Material provided: Begin
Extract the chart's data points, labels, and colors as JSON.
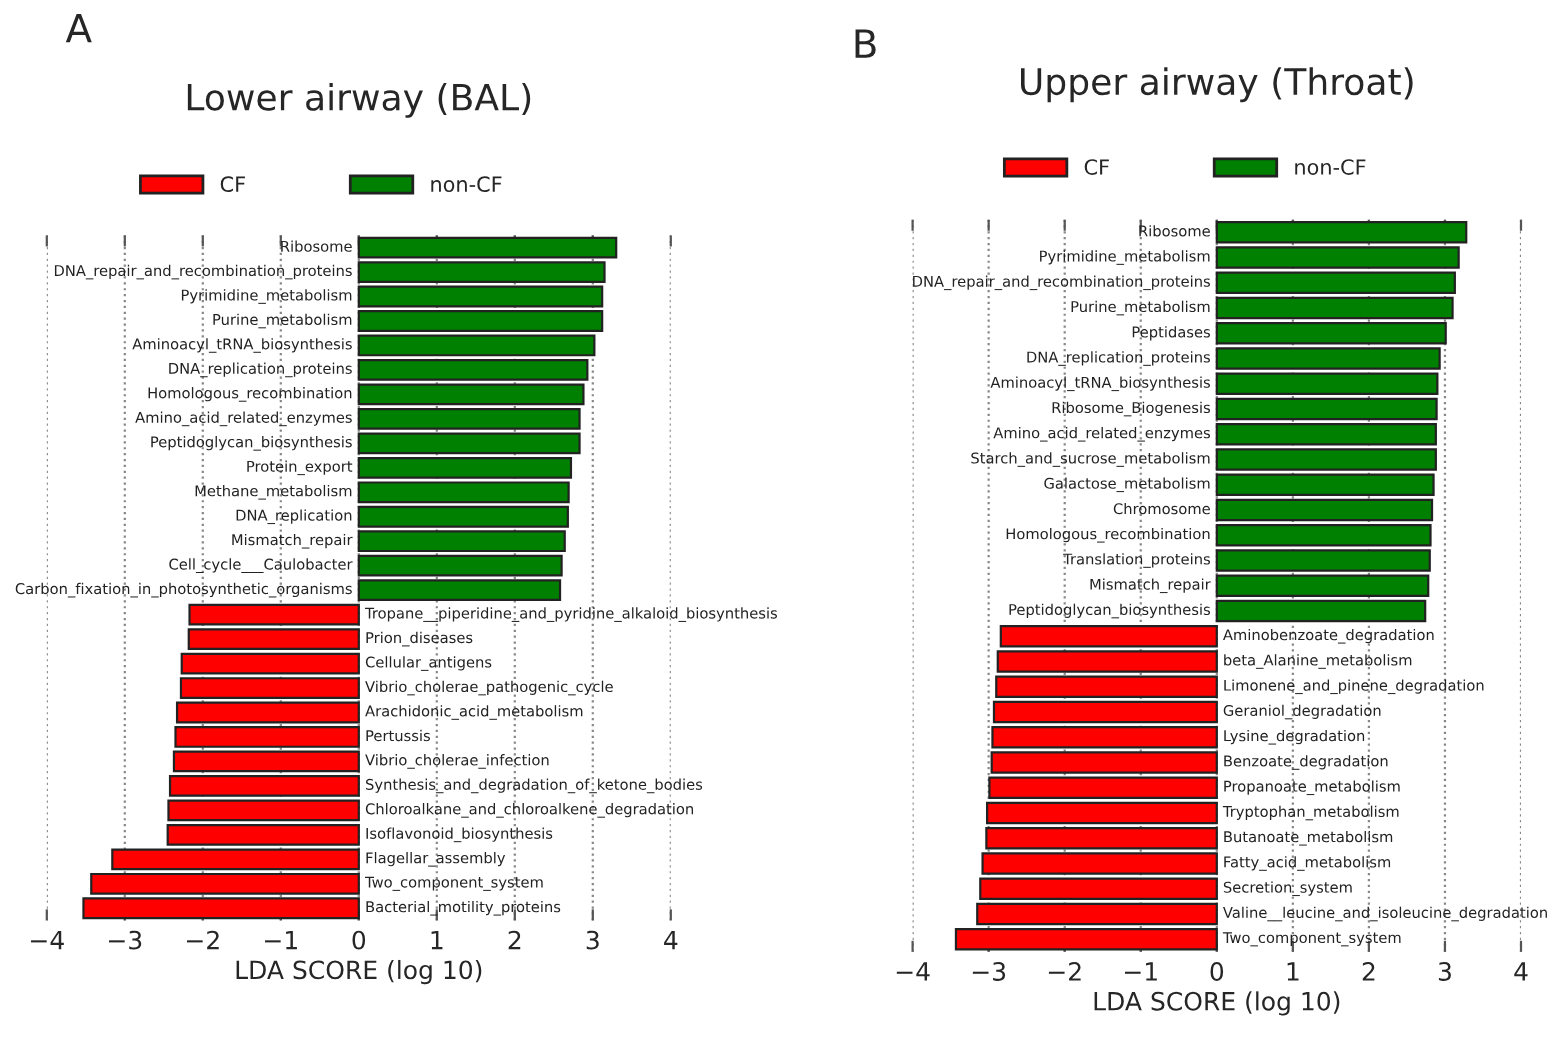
{
  "chart_data": [
    {
      "type": "bar",
      "orientation": "horizontal",
      "title": "Lower airway (BAL)",
      "xlabel": "LDA SCORE (log 10)",
      "annotations": [
        "A"
      ],
      "categories": [
        "Ribosome",
        "DNA_repair_and_recombination_proteins",
        "Pyrimidine_metabolism",
        "Purine_metabolism",
        "Aminoacyl_tRNA_biosynthesis",
        "DNA_replication_proteins",
        "Homologous_recombination",
        "Amino_acid_related_enzymes",
        "Peptidoglycan_biosynthesis",
        "Protein_export",
        "Methane_metabolism",
        "DNA_replication",
        "Mismatch_repair",
        "Cell_cycle___Caulobacter",
        "Carbon_fixation_in_photosynthetic_organisms",
        "Tropane__piperidine_and_pyridine_alkaloid_biosynthesis",
        "Prion_diseases",
        "Cellular_antigens",
        "Vibrio_cholerae_pathogenic_cycle",
        "Arachidonic_acid_metabolism",
        "Pertussis",
        "Vibrio_cholerae_infection",
        "Synthesis_and_degradation_of_ketone_bodies",
        "Chloroalkane_and_chloroalkene_degradation",
        "Isoflavonoid_biosynthesis",
        "Flagellar_assembly",
        "Two_component_system",
        "Bacterial_motility_proteins"
      ],
      "series": [
        {
          "name": "CF",
          "color": "#ff0000",
          "values": [
            null,
            null,
            null,
            null,
            null,
            null,
            null,
            null,
            null,
            null,
            null,
            null,
            null,
            null,
            null,
            -2.17,
            -2.18,
            -2.27,
            -2.28,
            -2.33,
            -2.35,
            -2.37,
            -2.42,
            -2.44,
            -2.45,
            -3.16,
            -3.43,
            -3.53
          ]
        },
        {
          "name": "non-CF",
          "color": "#008000",
          "values": [
            3.3,
            3.15,
            3.12,
            3.12,
            3.02,
            2.93,
            2.88,
            2.83,
            2.83,
            2.72,
            2.69,
            2.68,
            2.64,
            2.6,
            2.58,
            null,
            null,
            null,
            null,
            null,
            null,
            null,
            null,
            null,
            null,
            null,
            null,
            null
          ]
        }
      ],
      "xlim": [
        -4,
        4
      ],
      "xticks": [
        -4,
        -3,
        -2,
        -1,
        0,
        1,
        2,
        3,
        4
      ],
      "grid": "x",
      "legend": "top",
      "tick_labels": "x"
    },
    {
      "type": "bar",
      "orientation": "horizontal",
      "title": "Upper airway (Throat)",
      "xlabel": "LDA SCORE (log 10)",
      "annotations": [
        "B"
      ],
      "categories": [
        "Ribosome",
        "Pyrimidine_metabolism",
        "DNA_repair_and_recombination_proteins",
        "Purine_metabolism",
        "Peptidases",
        "DNA_replication_proteins",
        "Aminoacyl_tRNA_biosynthesis",
        "Ribosome_Biogenesis",
        "Amino_acid_related_enzymes",
        "Starch_and_sucrose_metabolism",
        "Galactose_metabolism",
        "Chromosome",
        "Homologous_recombination",
        "Translation_proteins",
        "Mismatch_repair",
        "Peptidoglycan_biosynthesis",
        "Aminobenzoate_degradation",
        "beta_Alanine_metabolism",
        "Limonene_and_pinene_degradation",
        "Geraniol_degradation",
        "Lysine_degradation",
        "Benzoate_degradation",
        "Propanoate_metabolism",
        "Tryptophan_metabolism",
        "Butanoate_metabolism",
        "Fatty_acid_metabolism",
        "Secretion_system",
        "Valine__leucine_and_isoleucine_degradation",
        "Two_component_system"
      ],
      "series": [
        {
          "name": "CF",
          "color": "#ff0000",
          "values": [
            null,
            null,
            null,
            null,
            null,
            null,
            null,
            null,
            null,
            null,
            null,
            null,
            null,
            null,
            null,
            null,
            -2.84,
            -2.88,
            -2.9,
            -2.93,
            -2.95,
            -2.96,
            -2.99,
            -3.02,
            -3.03,
            -3.08,
            -3.11,
            -3.15,
            -3.43
          ]
        },
        {
          "name": "non-CF",
          "color": "#008000",
          "values": [
            3.28,
            3.18,
            3.13,
            3.1,
            3.01,
            2.93,
            2.9,
            2.89,
            2.88,
            2.88,
            2.85,
            2.83,
            2.81,
            2.8,
            2.78,
            2.74,
            null,
            null,
            null,
            null,
            null,
            null,
            null,
            null,
            null,
            null,
            null,
            null,
            null
          ]
        }
      ],
      "xlim": [
        -4,
        4
      ],
      "xticks": [
        -4,
        -3,
        -2,
        -1,
        0,
        1,
        2,
        3,
        4
      ],
      "grid": "x",
      "legend": "top",
      "tick_labels": "x"
    }
  ]
}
Material provided: End
What to do
Skipping any pictures, transcribe the full listing exactly.

The answer
Extract the chart's data points, labels, and colors as JSON.
{
  "chart_data": [
    {
      "type": "bar",
      "orientation": "horizontal",
      "title": "Lower airway (BAL)",
      "xlabel": "LDA SCORE (log 10)",
      "annotations": [
        "A"
      ],
      "categories": [
        "Ribosome",
        "DNA_repair_and_recombination_proteins",
        "Pyrimidine_metabolism",
        "Purine_metabolism",
        "Aminoacyl_tRNA_biosynthesis",
        "DNA_replication_proteins",
        "Homologous_recombination",
        "Amino_acid_related_enzymes",
        "Peptidoglycan_biosynthesis",
        "Protein_export",
        "Methane_metabolism",
        "DNA_replication",
        "Mismatch_repair",
        "Cell_cycle___Caulobacter",
        "Carbon_fixation_in_photosynthetic_organisms",
        "Tropane__piperidine_and_pyridine_alkaloid_biosynthesis",
        "Prion_diseases",
        "Cellular_antigens",
        "Vibrio_cholerae_pathogenic_cycle",
        "Arachidonic_acid_metabolism",
        "Pertussis",
        "Vibrio_cholerae_infection",
        "Synthesis_and_degradation_of_ketone_bodies",
        "Chloroalkane_and_chloroalkene_degradation",
        "Isoflavonoid_biosynthesis",
        "Flagellar_assembly",
        "Two_component_system",
        "Bacterial_motility_proteins"
      ],
      "series": [
        {
          "name": "CF",
          "color": "#ff0000",
          "values": [
            null,
            null,
            null,
            null,
            null,
            null,
            null,
            null,
            null,
            null,
            null,
            null,
            null,
            null,
            null,
            -2.17,
            -2.18,
            -2.27,
            -2.28,
            -2.33,
            -2.35,
            -2.37,
            -2.42,
            -2.44,
            -2.45,
            -3.16,
            -3.43,
            -3.53
          ]
        },
        {
          "name": "non-CF",
          "color": "#008000",
          "values": [
            3.3,
            3.15,
            3.12,
            3.12,
            3.02,
            2.93,
            2.88,
            2.83,
            2.83,
            2.72,
            2.69,
            2.68,
            2.64,
            2.6,
            2.58,
            null,
            null,
            null,
            null,
            null,
            null,
            null,
            null,
            null,
            null,
            null,
            null,
            null
          ]
        }
      ],
      "xlim": [
        -4,
        4
      ],
      "xticks": [
        -4,
        -3,
        -2,
        -1,
        0,
        1,
        2,
        3,
        4
      ],
      "grid": "x",
      "legend": "top",
      "tick_labels": "x"
    },
    {
      "type": "bar",
      "orientation": "horizontal",
      "title": "Upper airway (Throat)",
      "xlabel": "LDA SCORE (log 10)",
      "annotations": [
        "B"
      ],
      "categories": [
        "Ribosome",
        "Pyrimidine_metabolism",
        "DNA_repair_and_recombination_proteins",
        "Purine_metabolism",
        "Peptidases",
        "DNA_replication_proteins",
        "Aminoacyl_tRNA_biosynthesis",
        "Ribosome_Biogenesis",
        "Amino_acid_related_enzymes",
        "Starch_and_sucrose_metabolism",
        "Galactose_metabolism",
        "Chromosome",
        "Homologous_recombination",
        "Translation_proteins",
        "Mismatch_repair",
        "Peptidoglycan_biosynthesis",
        "Aminobenzoate_degradation",
        "beta_Alanine_metabolism",
        "Limonene_and_pinene_degradation",
        "Geraniol_degradation",
        "Lysine_degradation",
        "Benzoate_degradation",
        "Propanoate_metabolism",
        "Tryptophan_metabolism",
        "Butanoate_metabolism",
        "Fatty_acid_metabolism",
        "Secretion_system",
        "Valine__leucine_and_isoleucine_degradation",
        "Two_component_system"
      ],
      "series": [
        {
          "name": "CF",
          "color": "#ff0000",
          "values": [
            null,
            null,
            null,
            null,
            null,
            null,
            null,
            null,
            null,
            null,
            null,
            null,
            null,
            null,
            null,
            null,
            -2.84,
            -2.88,
            -2.9,
            -2.93,
            -2.95,
            -2.96,
            -2.99,
            -3.02,
            -3.03,
            -3.08,
            -3.11,
            -3.15,
            -3.43
          ]
        },
        {
          "name": "non-CF",
          "color": "#008000",
          "values": [
            3.28,
            3.18,
            3.13,
            3.1,
            3.01,
            2.93,
            2.9,
            2.89,
            2.88,
            2.88,
            2.85,
            2.83,
            2.81,
            2.8,
            2.78,
            2.74,
            null,
            null,
            null,
            null,
            null,
            null,
            null,
            null,
            null,
            null,
            null,
            null,
            null
          ]
        }
      ],
      "xlim": [
        -4,
        4
      ],
      "xticks": [
        -4,
        -3,
        -2,
        -1,
        0,
        1,
        2,
        3,
        4
      ],
      "grid": "x",
      "legend": "top",
      "tick_labels": "x"
    }
  ]
}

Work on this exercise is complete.